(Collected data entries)

________________

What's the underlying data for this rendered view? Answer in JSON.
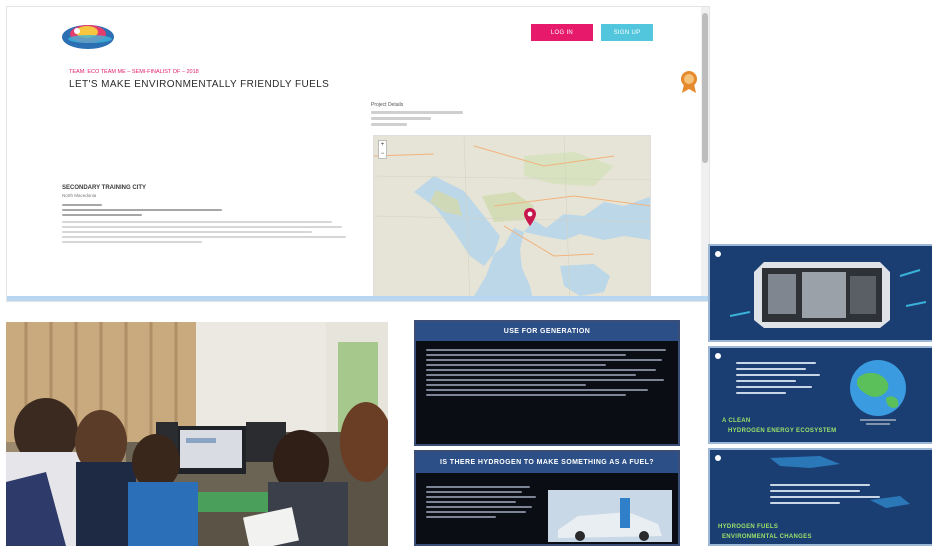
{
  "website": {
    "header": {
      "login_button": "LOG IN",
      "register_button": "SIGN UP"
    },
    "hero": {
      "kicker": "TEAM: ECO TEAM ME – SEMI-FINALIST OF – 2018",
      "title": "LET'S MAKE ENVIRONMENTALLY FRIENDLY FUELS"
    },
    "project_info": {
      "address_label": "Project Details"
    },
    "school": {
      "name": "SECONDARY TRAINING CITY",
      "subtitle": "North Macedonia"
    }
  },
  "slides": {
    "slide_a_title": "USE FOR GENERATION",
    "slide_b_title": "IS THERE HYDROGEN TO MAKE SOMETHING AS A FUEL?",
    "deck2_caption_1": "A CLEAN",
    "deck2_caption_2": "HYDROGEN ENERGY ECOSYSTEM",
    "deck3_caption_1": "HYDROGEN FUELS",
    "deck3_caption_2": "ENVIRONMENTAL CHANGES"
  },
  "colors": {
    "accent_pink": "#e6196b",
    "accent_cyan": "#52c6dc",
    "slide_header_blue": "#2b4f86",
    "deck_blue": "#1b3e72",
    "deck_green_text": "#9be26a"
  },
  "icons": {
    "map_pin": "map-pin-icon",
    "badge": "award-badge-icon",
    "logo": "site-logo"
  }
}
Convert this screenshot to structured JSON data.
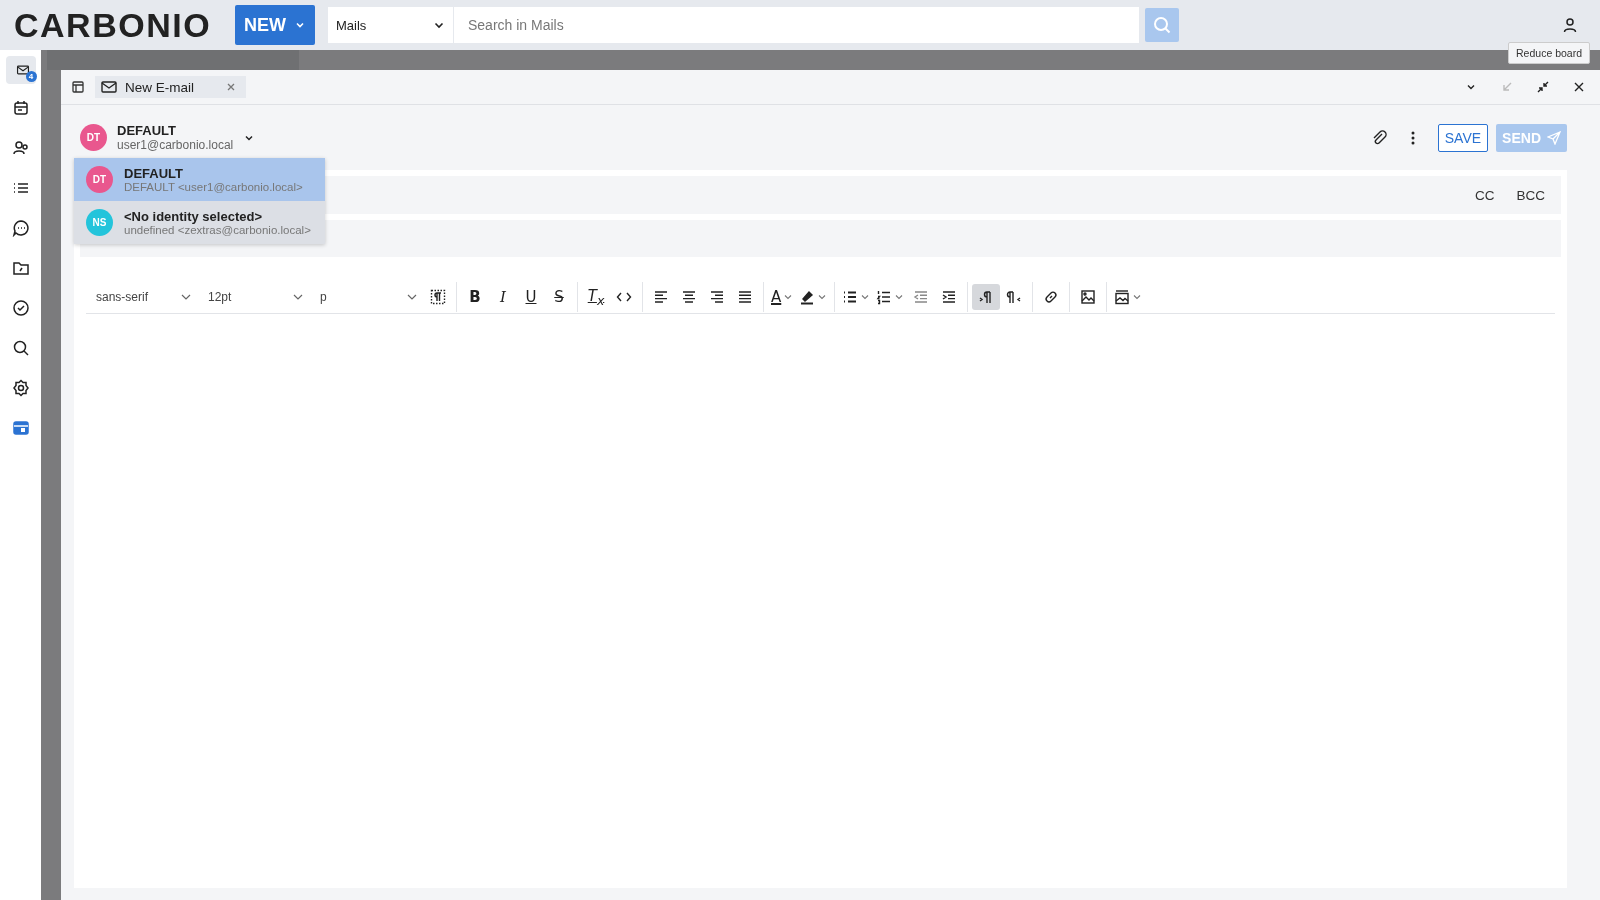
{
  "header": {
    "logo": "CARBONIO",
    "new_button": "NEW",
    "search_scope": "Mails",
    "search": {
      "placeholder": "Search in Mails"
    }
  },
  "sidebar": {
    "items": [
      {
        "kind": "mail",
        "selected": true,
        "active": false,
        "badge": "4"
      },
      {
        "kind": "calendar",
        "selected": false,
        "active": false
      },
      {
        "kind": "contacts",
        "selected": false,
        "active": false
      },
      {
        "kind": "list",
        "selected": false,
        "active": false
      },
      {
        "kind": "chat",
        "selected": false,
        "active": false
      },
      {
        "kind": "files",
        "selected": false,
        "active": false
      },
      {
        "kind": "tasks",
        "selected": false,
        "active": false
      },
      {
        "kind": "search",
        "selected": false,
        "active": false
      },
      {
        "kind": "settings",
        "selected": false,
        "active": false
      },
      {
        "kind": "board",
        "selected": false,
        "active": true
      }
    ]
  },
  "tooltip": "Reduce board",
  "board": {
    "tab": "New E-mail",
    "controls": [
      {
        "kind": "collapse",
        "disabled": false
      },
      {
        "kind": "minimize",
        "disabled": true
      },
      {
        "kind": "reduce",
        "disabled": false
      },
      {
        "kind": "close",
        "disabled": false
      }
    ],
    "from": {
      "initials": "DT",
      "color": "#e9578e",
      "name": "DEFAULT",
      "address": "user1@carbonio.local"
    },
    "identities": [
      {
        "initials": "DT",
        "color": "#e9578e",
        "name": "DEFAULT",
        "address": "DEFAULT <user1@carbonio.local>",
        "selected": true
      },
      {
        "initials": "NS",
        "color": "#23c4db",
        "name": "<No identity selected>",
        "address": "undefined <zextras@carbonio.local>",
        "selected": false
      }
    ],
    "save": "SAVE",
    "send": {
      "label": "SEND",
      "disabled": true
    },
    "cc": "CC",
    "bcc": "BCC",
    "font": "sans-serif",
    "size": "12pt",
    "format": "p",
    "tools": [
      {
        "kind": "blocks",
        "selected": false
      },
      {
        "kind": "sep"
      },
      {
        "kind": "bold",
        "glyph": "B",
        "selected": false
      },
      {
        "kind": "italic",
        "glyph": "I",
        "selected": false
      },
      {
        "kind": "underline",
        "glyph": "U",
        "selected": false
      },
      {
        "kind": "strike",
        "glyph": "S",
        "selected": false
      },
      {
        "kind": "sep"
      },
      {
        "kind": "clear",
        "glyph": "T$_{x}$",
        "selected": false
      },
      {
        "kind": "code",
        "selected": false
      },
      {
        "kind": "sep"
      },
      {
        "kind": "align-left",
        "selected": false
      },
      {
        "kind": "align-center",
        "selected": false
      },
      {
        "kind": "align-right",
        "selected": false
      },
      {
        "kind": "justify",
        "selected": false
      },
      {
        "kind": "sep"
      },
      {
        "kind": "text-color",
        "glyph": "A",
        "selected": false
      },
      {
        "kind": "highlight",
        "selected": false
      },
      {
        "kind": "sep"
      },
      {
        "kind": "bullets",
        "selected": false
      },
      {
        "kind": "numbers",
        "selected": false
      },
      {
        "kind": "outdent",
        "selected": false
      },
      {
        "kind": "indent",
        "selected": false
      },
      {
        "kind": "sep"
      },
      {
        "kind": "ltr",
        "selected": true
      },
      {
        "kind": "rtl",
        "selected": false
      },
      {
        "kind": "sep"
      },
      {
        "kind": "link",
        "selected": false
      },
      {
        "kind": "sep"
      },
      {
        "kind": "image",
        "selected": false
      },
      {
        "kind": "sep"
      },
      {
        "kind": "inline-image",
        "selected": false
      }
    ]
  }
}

________________

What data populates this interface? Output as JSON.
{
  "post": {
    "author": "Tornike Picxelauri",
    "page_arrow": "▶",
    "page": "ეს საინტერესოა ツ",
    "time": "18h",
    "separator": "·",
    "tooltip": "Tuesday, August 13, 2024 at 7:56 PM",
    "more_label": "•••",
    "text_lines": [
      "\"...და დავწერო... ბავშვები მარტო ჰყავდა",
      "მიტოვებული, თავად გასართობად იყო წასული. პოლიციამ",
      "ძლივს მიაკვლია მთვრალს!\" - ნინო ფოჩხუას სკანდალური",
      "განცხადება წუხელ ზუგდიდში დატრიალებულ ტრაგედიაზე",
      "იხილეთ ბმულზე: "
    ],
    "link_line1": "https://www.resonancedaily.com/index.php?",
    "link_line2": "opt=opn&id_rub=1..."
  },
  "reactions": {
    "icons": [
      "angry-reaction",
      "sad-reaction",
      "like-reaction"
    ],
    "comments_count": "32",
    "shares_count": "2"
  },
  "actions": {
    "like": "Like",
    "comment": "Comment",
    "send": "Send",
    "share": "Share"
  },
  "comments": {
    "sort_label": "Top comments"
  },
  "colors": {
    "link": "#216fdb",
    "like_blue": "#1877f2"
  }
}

________________

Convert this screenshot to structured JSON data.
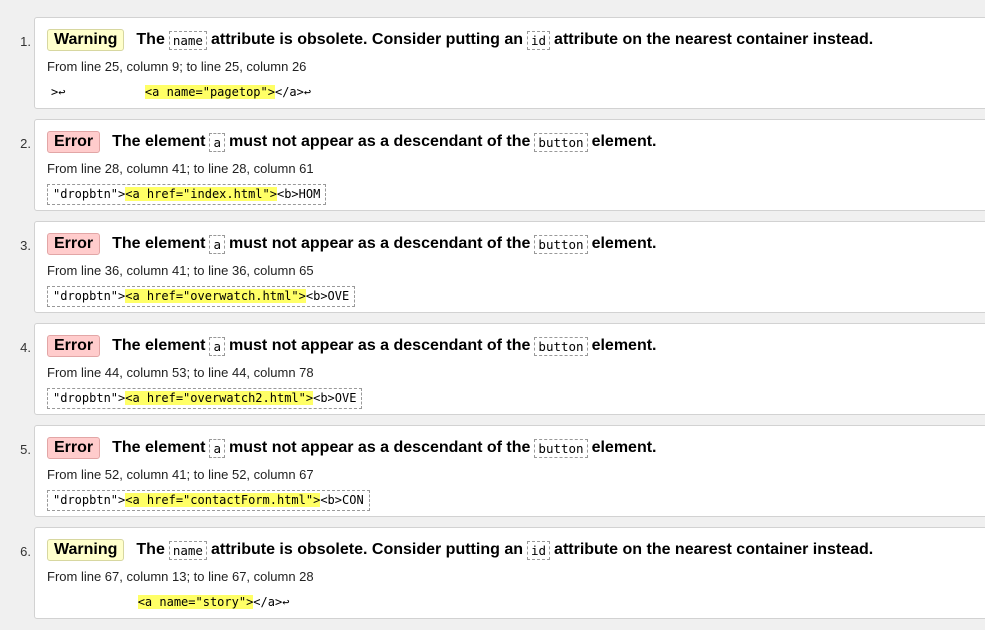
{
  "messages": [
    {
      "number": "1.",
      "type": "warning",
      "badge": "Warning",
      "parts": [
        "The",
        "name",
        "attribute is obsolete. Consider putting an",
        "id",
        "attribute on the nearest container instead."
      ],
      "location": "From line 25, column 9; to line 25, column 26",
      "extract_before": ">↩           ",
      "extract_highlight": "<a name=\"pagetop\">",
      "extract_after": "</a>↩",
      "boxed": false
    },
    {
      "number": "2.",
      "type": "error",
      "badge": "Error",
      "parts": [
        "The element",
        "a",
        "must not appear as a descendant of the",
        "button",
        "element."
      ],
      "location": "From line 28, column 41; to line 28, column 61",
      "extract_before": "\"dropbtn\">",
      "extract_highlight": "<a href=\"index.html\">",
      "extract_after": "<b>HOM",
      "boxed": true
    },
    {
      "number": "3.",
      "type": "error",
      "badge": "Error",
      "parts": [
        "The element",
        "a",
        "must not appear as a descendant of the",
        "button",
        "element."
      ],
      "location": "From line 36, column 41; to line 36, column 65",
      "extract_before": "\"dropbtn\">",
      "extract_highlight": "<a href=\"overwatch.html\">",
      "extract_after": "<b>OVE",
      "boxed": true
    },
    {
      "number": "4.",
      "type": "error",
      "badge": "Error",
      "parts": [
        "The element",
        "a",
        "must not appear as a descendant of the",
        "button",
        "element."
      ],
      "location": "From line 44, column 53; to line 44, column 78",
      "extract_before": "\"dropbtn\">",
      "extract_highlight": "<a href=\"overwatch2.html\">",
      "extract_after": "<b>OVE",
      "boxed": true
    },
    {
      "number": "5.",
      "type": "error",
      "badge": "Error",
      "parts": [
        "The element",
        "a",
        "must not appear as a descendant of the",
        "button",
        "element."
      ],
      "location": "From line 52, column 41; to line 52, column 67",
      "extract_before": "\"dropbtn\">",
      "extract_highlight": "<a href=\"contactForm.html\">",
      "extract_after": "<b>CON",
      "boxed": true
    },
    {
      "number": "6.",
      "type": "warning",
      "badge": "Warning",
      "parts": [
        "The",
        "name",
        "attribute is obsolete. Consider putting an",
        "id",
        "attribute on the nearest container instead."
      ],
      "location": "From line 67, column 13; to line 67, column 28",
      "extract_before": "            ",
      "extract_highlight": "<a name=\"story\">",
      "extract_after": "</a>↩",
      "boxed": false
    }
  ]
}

________________

State how many lines above include the word "FUELS", and nothing more.

2